'''

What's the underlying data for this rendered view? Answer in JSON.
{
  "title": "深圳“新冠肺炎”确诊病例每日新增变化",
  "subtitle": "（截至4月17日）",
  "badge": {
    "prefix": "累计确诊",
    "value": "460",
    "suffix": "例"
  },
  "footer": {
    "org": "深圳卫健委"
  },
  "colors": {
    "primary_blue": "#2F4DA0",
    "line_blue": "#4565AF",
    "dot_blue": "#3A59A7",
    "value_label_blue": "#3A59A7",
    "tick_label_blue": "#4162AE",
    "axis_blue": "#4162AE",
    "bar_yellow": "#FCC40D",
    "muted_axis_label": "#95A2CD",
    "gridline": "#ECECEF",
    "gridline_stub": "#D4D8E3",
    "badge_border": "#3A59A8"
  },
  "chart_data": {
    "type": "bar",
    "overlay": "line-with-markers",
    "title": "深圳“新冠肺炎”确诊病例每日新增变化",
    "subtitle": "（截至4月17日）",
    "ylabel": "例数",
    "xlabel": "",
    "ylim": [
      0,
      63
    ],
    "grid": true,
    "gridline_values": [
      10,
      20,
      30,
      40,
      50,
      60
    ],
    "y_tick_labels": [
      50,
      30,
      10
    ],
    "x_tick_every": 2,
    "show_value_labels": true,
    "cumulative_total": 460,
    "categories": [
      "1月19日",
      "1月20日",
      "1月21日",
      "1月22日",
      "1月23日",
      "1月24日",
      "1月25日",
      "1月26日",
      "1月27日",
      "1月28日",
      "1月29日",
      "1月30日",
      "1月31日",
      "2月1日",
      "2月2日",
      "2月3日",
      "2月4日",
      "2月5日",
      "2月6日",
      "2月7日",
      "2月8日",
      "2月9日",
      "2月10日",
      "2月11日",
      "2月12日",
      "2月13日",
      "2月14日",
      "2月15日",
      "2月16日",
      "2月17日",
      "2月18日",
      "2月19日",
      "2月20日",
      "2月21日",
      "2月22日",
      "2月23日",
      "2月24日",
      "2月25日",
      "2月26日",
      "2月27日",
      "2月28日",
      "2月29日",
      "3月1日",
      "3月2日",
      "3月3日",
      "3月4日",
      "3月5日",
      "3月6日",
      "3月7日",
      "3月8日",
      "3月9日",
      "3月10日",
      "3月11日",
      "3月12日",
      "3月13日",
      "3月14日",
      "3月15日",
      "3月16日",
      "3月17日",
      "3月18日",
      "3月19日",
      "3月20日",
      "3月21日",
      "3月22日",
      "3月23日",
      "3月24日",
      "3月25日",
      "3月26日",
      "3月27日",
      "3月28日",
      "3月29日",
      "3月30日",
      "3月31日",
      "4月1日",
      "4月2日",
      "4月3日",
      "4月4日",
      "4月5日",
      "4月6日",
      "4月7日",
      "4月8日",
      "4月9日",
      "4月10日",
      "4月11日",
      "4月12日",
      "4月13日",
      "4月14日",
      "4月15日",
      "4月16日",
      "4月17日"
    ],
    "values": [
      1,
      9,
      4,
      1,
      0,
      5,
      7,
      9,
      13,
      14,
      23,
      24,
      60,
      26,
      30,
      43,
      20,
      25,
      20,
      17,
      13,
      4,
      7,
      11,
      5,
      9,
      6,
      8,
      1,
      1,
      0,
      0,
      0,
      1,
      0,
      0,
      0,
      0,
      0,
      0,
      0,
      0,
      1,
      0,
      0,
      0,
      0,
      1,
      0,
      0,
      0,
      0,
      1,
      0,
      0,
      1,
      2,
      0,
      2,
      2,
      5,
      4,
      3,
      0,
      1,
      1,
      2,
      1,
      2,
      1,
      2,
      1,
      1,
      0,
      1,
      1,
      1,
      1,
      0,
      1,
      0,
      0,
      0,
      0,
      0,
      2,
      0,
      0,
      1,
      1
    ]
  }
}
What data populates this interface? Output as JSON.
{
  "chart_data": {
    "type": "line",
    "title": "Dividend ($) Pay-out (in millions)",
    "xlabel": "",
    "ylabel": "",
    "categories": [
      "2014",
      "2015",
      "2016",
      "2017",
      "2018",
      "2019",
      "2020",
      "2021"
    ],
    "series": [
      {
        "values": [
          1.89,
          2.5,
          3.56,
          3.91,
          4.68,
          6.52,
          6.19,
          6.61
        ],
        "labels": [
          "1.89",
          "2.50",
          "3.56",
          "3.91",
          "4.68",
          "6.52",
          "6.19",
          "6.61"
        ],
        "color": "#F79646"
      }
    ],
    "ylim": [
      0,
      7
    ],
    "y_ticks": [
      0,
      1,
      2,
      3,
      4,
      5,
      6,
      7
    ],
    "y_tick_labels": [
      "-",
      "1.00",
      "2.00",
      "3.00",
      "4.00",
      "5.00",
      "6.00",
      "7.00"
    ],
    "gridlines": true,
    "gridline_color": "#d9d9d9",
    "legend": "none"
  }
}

'''

## Directive
Take the listing above and write it out again exactly.

## Finished answer
What's the underlying data for this rendered view? Answer in JSON.
{
  "title": "深圳“新冠肺炎”确诊病例每日新增变化",
  "subtitle": "（截至4月17日）",
  "badge": {
    "prefix": "累计确诊",
    "value": "460",
    "suffix": "例"
  },
  "footer": {
    "org": "深圳卫健委"
  },
  "colors": {
    "primary_blue": "#2F4DA0",
    "line_blue": "#4565AF",
    "dot_blue": "#3A59A7",
    "value_label_blue": "#3A59A7",
    "tick_label_blue": "#4162AE",
    "axis_blue": "#4162AE",
    "bar_yellow": "#FCC40D",
    "muted_axis_label": "#95A2CD",
    "gridline": "#ECECEF",
    "gridline_stub": "#D4D8E3",
    "badge_border": "#3A59A8"
  },
  "chart_data": {
    "type": "bar",
    "overlay": "line-with-markers",
    "title": "深圳“新冠肺炎”确诊病例每日新增变化",
    "subtitle": "（截至4月17日）",
    "ylabel": "例数",
    "xlabel": "",
    "ylim": [
      0,
      63
    ],
    "grid": true,
    "gridline_values": [
      10,
      20,
      30,
      40,
      50,
      60
    ],
    "y_tick_labels": [
      50,
      30,
      10
    ],
    "x_tick_every": 2,
    "show_value_labels": true,
    "cumulative_total": 460,
    "categories": [
      "1月19日",
      "1月20日",
      "1月21日",
      "1月22日",
      "1月23日",
      "1月24日",
      "1月25日",
      "1月26日",
      "1月27日",
      "1月28日",
      "1月29日",
      "1月30日",
      "1月31日",
      "2月1日",
      "2月2日",
      "2月3日",
      "2月4日",
      "2月5日",
      "2月6日",
      "2月7日",
      "2月8日",
      "2月9日",
      "2月10日",
      "2月11日",
      "2月12日",
      "2月13日",
      "2月14日",
      "2月15日",
      "2月16日",
      "2月17日",
      "2月18日",
      "2月19日",
      "2月20日",
      "2月21日",
      "2月22日",
      "2月23日",
      "2月24日",
      "2月25日",
      "2月26日",
      "2月27日",
      "2月28日",
      "2月29日",
      "3月1日",
      "3月2日",
      "3月3日",
      "3月4日",
      "3月5日",
      "3月6日",
      "3月7日",
      "3月8日",
      "3月9日",
      "3月10日",
      "3月11日",
      "3月12日",
      "3月13日",
      "3月14日",
      "3月15日",
      "3月16日",
      "3月17日",
      "3月18日",
      "3月19日",
      "3月20日",
      "3月21日",
      "3月22日",
      "3月23日",
      "3月24日",
      "3月25日",
      "3月26日",
      "3月27日",
      "3月28日",
      "3月29日",
      "3月30日",
      "3月31日",
      "4月1日",
      "4月2日",
      "4月3日",
      "4月4日",
      "4月5日",
      "4月6日",
      "4月7日",
      "4月8日",
      "4月9日",
      "4月10日",
      "4月11日",
      "4月12日",
      "4月13日",
      "4月14日",
      "4月15日",
      "4月16日",
      "4月17日"
    ],
    "values": [
      1,
      9,
      4,
      1,
      0,
      5,
      7,
      9,
      13,
      14,
      23,
      24,
      60,
      26,
      30,
      43,
      20,
      25,
      20,
      17,
      13,
      4,
      7,
      11,
      5,
      9,
      6,
      8,
      1,
      1,
      0,
      0,
      0,
      1,
      0,
      0,
      0,
      0,
      0,
      0,
      0,
      0,
      1,
      0,
      0,
      0,
      0,
      1,
      0,
      0,
      0,
      0,
      1,
      0,
      0,
      1,
      2,
      0,
      2,
      2,
      5,
      4,
      3,
      0,
      1,
      1,
      2,
      1,
      2,
      1,
      2,
      1,
      1,
      0,
      1,
      1,
      1,
      1,
      0,
      1,
      0,
      0,
      0,
      0,
      0,
      2,
      0,
      0,
      1,
      1
    ]
  }
}
What data populates this interface? Output as JSON.
{
  "chart_data": {
    "type": "line",
    "title": "Dividend ($) Pay-out (in millions)",
    "xlabel": "",
    "ylabel": "",
    "categories": [
      "2014",
      "2015",
      "2016",
      "2017",
      "2018",
      "2019",
      "2020",
      "2021"
    ],
    "series": [
      {
        "values": [
          1.89,
          2.5,
          3.56,
          3.91,
          4.68,
          6.52,
          6.19,
          6.61
        ],
        "labels": [
          "1.89",
          "2.50",
          "3.56",
          "3.91",
          "4.68",
          "6.52",
          "6.19",
          "6.61"
        ],
        "color": "#F79646"
      }
    ],
    "ylim": [
      0,
      7
    ],
    "y_ticks": [
      0,
      1,
      2,
      3,
      4,
      5,
      6,
      7
    ],
    "y_tick_labels": [
      "-",
      "1.00",
      "2.00",
      "3.00",
      "4.00",
      "5.00",
      "6.00",
      "7.00"
    ],
    "gridlines": true,
    "gridline_color": "#d9d9d9",
    "legend": "none"
  }
}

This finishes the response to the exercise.